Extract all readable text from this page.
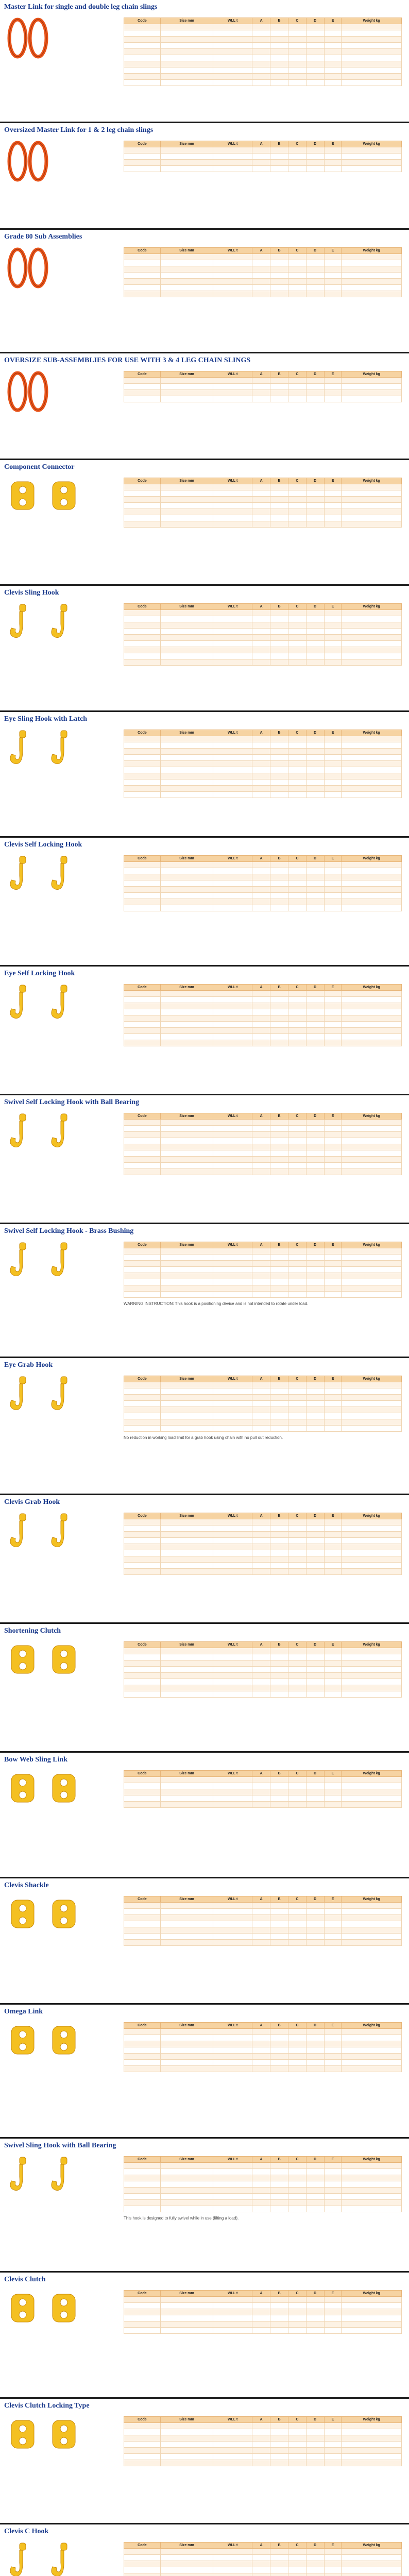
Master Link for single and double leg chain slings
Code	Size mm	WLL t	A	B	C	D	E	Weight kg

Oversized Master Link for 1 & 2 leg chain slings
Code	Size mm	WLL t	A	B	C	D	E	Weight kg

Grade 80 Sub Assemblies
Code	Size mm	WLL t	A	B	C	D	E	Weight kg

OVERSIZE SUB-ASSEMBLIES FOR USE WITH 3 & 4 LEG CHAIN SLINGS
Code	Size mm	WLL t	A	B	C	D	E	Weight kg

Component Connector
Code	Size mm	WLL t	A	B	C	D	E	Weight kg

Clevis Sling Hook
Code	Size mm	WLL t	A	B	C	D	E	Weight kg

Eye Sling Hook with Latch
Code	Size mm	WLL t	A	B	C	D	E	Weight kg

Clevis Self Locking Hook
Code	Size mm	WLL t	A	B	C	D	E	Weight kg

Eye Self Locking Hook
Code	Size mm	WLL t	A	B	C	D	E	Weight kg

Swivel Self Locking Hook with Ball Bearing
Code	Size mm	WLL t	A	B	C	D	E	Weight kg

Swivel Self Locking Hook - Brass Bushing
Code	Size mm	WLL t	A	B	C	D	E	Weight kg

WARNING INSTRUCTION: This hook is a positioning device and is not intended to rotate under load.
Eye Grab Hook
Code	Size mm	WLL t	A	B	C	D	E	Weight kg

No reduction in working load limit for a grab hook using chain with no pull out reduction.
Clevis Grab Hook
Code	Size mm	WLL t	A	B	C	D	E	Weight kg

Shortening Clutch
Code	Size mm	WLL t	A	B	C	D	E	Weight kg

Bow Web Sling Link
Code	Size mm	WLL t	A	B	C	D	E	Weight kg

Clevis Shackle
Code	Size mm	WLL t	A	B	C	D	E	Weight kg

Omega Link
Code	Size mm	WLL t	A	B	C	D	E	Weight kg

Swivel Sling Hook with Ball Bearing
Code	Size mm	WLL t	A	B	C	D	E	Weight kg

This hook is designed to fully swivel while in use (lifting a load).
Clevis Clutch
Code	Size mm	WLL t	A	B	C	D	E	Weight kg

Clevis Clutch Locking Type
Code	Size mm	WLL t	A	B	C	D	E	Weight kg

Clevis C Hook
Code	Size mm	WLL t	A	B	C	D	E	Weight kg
====================
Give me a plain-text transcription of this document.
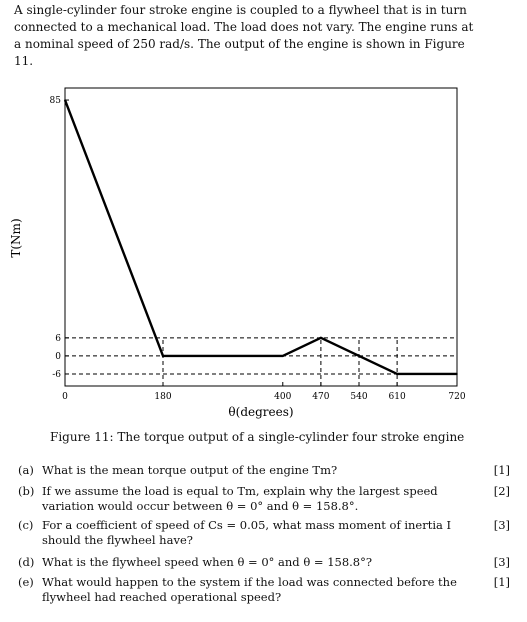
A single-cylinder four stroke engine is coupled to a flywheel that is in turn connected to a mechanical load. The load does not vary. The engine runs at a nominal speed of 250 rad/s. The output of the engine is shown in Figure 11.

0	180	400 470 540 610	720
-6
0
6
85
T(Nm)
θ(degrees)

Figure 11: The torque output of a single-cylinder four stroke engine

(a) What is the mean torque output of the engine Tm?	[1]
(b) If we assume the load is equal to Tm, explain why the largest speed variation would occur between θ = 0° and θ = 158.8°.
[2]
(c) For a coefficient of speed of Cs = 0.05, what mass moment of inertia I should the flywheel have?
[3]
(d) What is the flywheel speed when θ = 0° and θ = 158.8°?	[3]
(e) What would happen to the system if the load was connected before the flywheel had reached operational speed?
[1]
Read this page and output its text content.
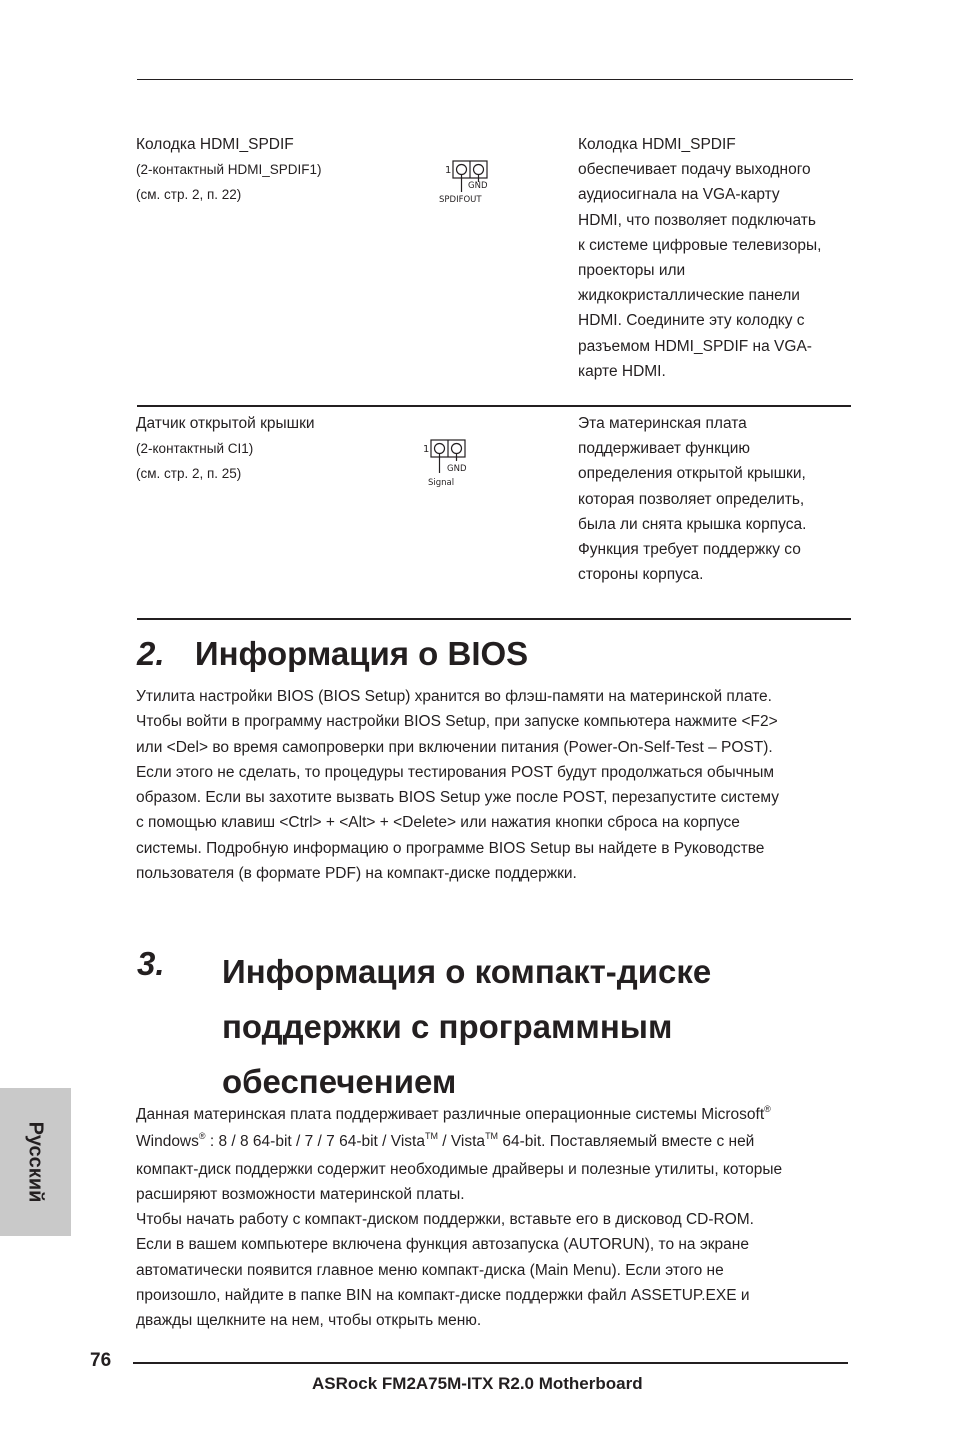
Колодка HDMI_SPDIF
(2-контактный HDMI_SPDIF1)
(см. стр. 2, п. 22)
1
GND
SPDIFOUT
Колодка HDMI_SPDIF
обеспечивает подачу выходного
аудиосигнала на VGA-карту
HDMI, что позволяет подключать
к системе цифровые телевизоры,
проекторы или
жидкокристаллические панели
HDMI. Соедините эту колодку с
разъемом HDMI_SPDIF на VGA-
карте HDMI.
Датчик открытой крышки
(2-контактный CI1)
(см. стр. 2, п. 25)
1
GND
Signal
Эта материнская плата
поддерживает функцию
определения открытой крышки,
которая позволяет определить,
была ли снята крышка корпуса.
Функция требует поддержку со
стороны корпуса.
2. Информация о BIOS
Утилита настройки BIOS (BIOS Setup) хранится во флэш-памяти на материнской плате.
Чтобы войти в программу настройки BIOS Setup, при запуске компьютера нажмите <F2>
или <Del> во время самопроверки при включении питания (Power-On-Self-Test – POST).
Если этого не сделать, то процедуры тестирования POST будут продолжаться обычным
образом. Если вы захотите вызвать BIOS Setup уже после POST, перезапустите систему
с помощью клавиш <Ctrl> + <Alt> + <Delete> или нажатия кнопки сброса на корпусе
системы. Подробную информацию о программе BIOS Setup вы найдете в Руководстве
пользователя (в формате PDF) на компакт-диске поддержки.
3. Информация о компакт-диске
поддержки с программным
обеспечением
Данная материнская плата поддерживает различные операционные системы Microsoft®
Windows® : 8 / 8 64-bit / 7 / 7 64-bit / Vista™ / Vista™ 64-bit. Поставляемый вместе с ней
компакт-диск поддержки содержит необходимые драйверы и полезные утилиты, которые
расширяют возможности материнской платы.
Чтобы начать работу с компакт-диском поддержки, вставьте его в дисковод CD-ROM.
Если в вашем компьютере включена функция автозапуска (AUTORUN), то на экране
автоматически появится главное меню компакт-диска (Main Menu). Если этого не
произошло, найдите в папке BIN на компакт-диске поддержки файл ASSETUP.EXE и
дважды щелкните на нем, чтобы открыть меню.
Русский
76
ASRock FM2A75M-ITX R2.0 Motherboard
====================
- Aim -
Copy each line from the data above that includes "открытой".

- Reply to the task -
Датчик открытой крышки
определения открытой крышки,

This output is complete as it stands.